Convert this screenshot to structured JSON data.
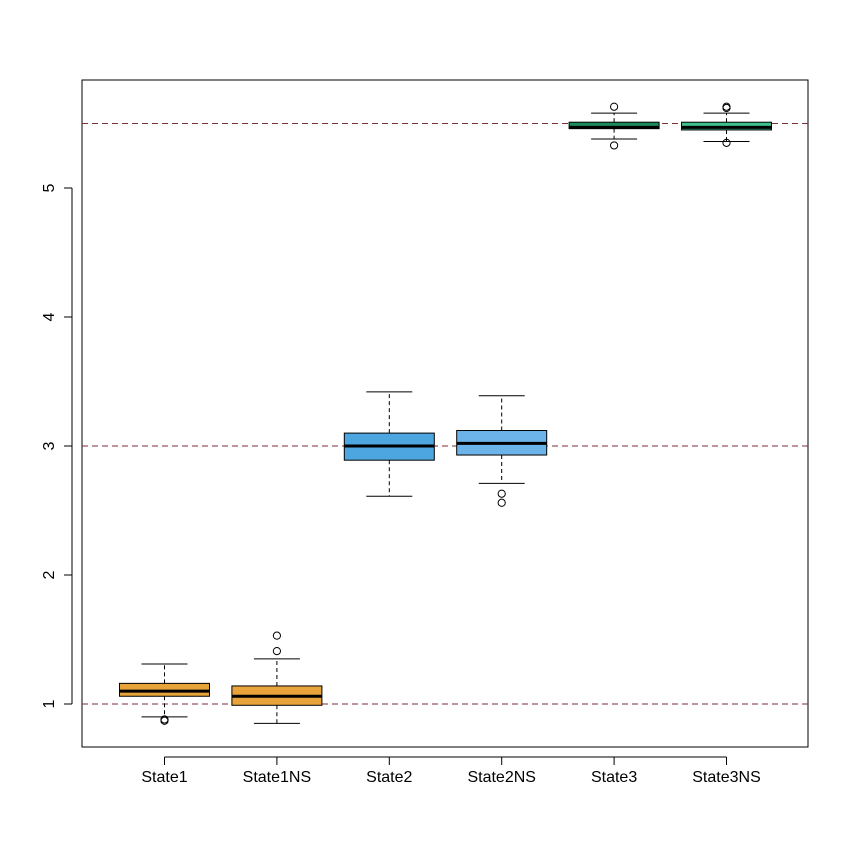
{
  "chart_data": {
    "type": "boxplot",
    "title": "",
    "xlabel": "",
    "ylabel": "",
    "ylim": [
      0.665,
      6.3
    ],
    "y_ticks": [
      1,
      2,
      3,
      4,
      5
    ],
    "y_tick_labels": [
      "1",
      "2",
      "3",
      "4",
      "5"
    ],
    "reference_lines": [
      1.0,
      3.0,
      5.5
    ],
    "reference_line_color": "#7a2e3a",
    "grid": false,
    "legend": "none",
    "categories": [
      "State1",
      "State1NS",
      "State2",
      "State2NS",
      "State3",
      "State3NS"
    ],
    "boxes": [
      {
        "label": "State1",
        "color": "#E8A33A",
        "whisker_low": 0.9,
        "q1": 1.06,
        "median": 1.1,
        "q3": 1.16,
        "whisker_high": 1.31,
        "outliers": [
          0.88,
          0.87
        ]
      },
      {
        "label": "State1NS",
        "color": "#E8A33A",
        "whisker_low": 0.85,
        "q1": 0.99,
        "median": 1.06,
        "q3": 1.14,
        "whisker_high": 1.35,
        "outliers": [
          1.41,
          1.53
        ]
      },
      {
        "label": "State2",
        "color": "#4EA6E0",
        "whisker_low": 2.61,
        "q1": 2.89,
        "median": 3.0,
        "q3": 3.1,
        "whisker_high": 3.42,
        "outliers": []
      },
      {
        "label": "State2NS",
        "color": "#6CB3EA",
        "whisker_low": 2.71,
        "q1": 2.93,
        "median": 3.02,
        "q3": 3.12,
        "whisker_high": 3.39,
        "outliers": [
          2.63,
          2.56
        ]
      },
      {
        "label": "State3",
        "color": "#1D8A5C",
        "whisker_low": 5.38,
        "q1": 5.46,
        "median": 5.47,
        "q3": 5.51,
        "whisker_high": 5.58,
        "outliers": [
          5.63,
          5.33
        ]
      },
      {
        "label": "State3NS",
        "color": "#3DBE8E",
        "whisker_low": 5.36,
        "q1": 5.45,
        "median": 5.47,
        "q3": 5.51,
        "whisker_high": 5.58,
        "outliers": [
          5.63,
          5.62,
          5.35
        ]
      }
    ]
  }
}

### Aim
Drop the images and repeat the data exactly.

### Reply to the exercise
Convert this screenshot to structured JSON data.
{
  "chart_data": {
    "type": "boxplot",
    "title": "",
    "xlabel": "",
    "ylabel": "",
    "ylim": [
      0.665,
      6.3
    ],
    "y_ticks": [
      1,
      2,
      3,
      4,
      5
    ],
    "y_tick_labels": [
      "1",
      "2",
      "3",
      "4",
      "5"
    ],
    "reference_lines": [
      1.0,
      3.0,
      5.5
    ],
    "reference_line_color": "#7a2e3a",
    "grid": false,
    "legend": "none",
    "categories": [
      "State1",
      "State1NS",
      "State2",
      "State2NS",
      "State3",
      "State3NS"
    ],
    "boxes": [
      {
        "label": "State1",
        "color": "#E8A33A",
        "whisker_low": 0.9,
        "q1": 1.06,
        "median": 1.1,
        "q3": 1.16,
        "whisker_high": 1.31,
        "outliers": [
          0.88,
          0.87
        ]
      },
      {
        "label": "State1NS",
        "color": "#E8A33A",
        "whisker_low": 0.85,
        "q1": 0.99,
        "median": 1.06,
        "q3": 1.14,
        "whisker_high": 1.35,
        "outliers": [
          1.41,
          1.53
        ]
      },
      {
        "label": "State2",
        "color": "#4EA6E0",
        "whisker_low": 2.61,
        "q1": 2.89,
        "median": 3.0,
        "q3": 3.1,
        "whisker_high": 3.42,
        "outliers": []
      },
      {
        "label": "State2NS",
        "color": "#6CB3EA",
        "whisker_low": 2.71,
        "q1": 2.93,
        "median": 3.02,
        "q3": 3.12,
        "whisker_high": 3.39,
        "outliers": [
          2.63,
          2.56
        ]
      },
      {
        "label": "State3",
        "color": "#1D8A5C",
        "whisker_low": 5.38,
        "q1": 5.46,
        "median": 5.47,
        "q3": 5.51,
        "whisker_high": 5.58,
        "outliers": [
          5.63,
          5.33
        ]
      },
      {
        "label": "State3NS",
        "color": "#3DBE8E",
        "whisker_low": 5.36,
        "q1": 5.45,
        "median": 5.47,
        "q3": 5.51,
        "whisker_high": 5.58,
        "outliers": [
          5.63,
          5.62,
          5.35
        ]
      }
    ]
  }
}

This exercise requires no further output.